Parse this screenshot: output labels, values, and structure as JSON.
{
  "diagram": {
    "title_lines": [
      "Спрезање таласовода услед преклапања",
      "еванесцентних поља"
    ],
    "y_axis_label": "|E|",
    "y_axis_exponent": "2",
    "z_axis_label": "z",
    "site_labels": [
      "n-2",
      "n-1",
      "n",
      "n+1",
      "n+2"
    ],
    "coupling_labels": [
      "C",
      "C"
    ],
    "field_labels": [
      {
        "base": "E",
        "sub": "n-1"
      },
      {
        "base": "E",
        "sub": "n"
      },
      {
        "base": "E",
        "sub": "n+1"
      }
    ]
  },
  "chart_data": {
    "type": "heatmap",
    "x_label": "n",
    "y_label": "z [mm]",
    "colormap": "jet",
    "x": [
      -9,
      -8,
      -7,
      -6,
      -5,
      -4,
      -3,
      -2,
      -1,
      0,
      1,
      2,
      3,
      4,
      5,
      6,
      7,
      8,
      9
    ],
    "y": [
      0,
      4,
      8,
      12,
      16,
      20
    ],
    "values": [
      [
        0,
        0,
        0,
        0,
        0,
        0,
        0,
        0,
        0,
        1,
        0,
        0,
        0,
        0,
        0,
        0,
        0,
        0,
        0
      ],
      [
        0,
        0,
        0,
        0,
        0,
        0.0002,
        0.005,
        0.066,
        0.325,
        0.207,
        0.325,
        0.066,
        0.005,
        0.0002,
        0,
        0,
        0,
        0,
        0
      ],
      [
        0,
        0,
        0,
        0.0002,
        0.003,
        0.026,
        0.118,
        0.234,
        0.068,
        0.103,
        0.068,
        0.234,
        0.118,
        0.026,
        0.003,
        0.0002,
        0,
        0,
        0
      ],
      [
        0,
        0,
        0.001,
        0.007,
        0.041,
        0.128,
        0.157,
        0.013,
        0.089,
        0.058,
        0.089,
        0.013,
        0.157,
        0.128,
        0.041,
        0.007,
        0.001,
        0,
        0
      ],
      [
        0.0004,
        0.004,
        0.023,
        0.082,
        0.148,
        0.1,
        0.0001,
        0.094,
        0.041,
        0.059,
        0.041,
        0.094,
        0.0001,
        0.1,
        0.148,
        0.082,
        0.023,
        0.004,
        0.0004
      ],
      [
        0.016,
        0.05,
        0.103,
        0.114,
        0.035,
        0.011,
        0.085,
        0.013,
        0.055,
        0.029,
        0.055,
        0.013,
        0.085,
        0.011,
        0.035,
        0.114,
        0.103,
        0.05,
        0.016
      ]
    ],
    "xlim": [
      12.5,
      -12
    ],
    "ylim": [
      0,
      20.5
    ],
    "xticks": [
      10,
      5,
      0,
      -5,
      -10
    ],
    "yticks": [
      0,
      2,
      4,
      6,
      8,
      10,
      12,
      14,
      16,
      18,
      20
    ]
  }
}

━━━━━━

GIVEN INSTRUCTION
Exact copies of all the records are required.

SOLUTION FOR THIS EXERCISE
Parse this screenshot: output labels, values, and structure as JSON.
{
  "diagram": {
    "title_lines": [
      "Спрезање таласовода услед преклапања",
      "еванесцентних поља"
    ],
    "y_axis_label": "|E|",
    "y_axis_exponent": "2",
    "z_axis_label": "z",
    "site_labels": [
      "n-2",
      "n-1",
      "n",
      "n+1",
      "n+2"
    ],
    "coupling_labels": [
      "C",
      "C"
    ],
    "field_labels": [
      {
        "base": "E",
        "sub": "n-1"
      },
      {
        "base": "E",
        "sub": "n"
      },
      {
        "base": "E",
        "sub": "n+1"
      }
    ]
  },
  "chart_data": {
    "type": "heatmap",
    "x_label": "n",
    "y_label": "z [mm]",
    "colormap": "jet",
    "x": [
      -9,
      -8,
      -7,
      -6,
      -5,
      -4,
      -3,
      -2,
      -1,
      0,
      1,
      2,
      3,
      4,
      5,
      6,
      7,
      8,
      9
    ],
    "y": [
      0,
      4,
      8,
      12,
      16,
      20
    ],
    "values": [
      [
        0,
        0,
        0,
        0,
        0,
        0,
        0,
        0,
        0,
        1,
        0,
        0,
        0,
        0,
        0,
        0,
        0,
        0,
        0
      ],
      [
        0,
        0,
        0,
        0,
        0,
        0.0002,
        0.005,
        0.066,
        0.325,
        0.207,
        0.325,
        0.066,
        0.005,
        0.0002,
        0,
        0,
        0,
        0,
        0
      ],
      [
        0,
        0,
        0,
        0.0002,
        0.003,
        0.026,
        0.118,
        0.234,
        0.068,
        0.103,
        0.068,
        0.234,
        0.118,
        0.026,
        0.003,
        0.0002,
        0,
        0,
        0
      ],
      [
        0,
        0,
        0.001,
        0.007,
        0.041,
        0.128,
        0.157,
        0.013,
        0.089,
        0.058,
        0.089,
        0.013,
        0.157,
        0.128,
        0.041,
        0.007,
        0.001,
        0,
        0
      ],
      [
        0.0004,
        0.004,
        0.023,
        0.082,
        0.148,
        0.1,
        0.0001,
        0.094,
        0.041,
        0.059,
        0.041,
        0.094,
        0.0001,
        0.1,
        0.148,
        0.082,
        0.023,
        0.004,
        0.0004
      ],
      [
        0.016,
        0.05,
        0.103,
        0.114,
        0.035,
        0.011,
        0.085,
        0.013,
        0.055,
        0.029,
        0.055,
        0.013,
        0.085,
        0.011,
        0.035,
        0.114,
        0.103,
        0.05,
        0.016
      ]
    ],
    "xlim": [
      12.5,
      -12
    ],
    "ylim": [
      0,
      20.5
    ],
    "xticks": [
      10,
      5,
      0,
      -5,
      -10
    ],
    "yticks": [
      0,
      2,
      4,
      6,
      8,
      10,
      12,
      14,
      16,
      18,
      20
    ]
  }
}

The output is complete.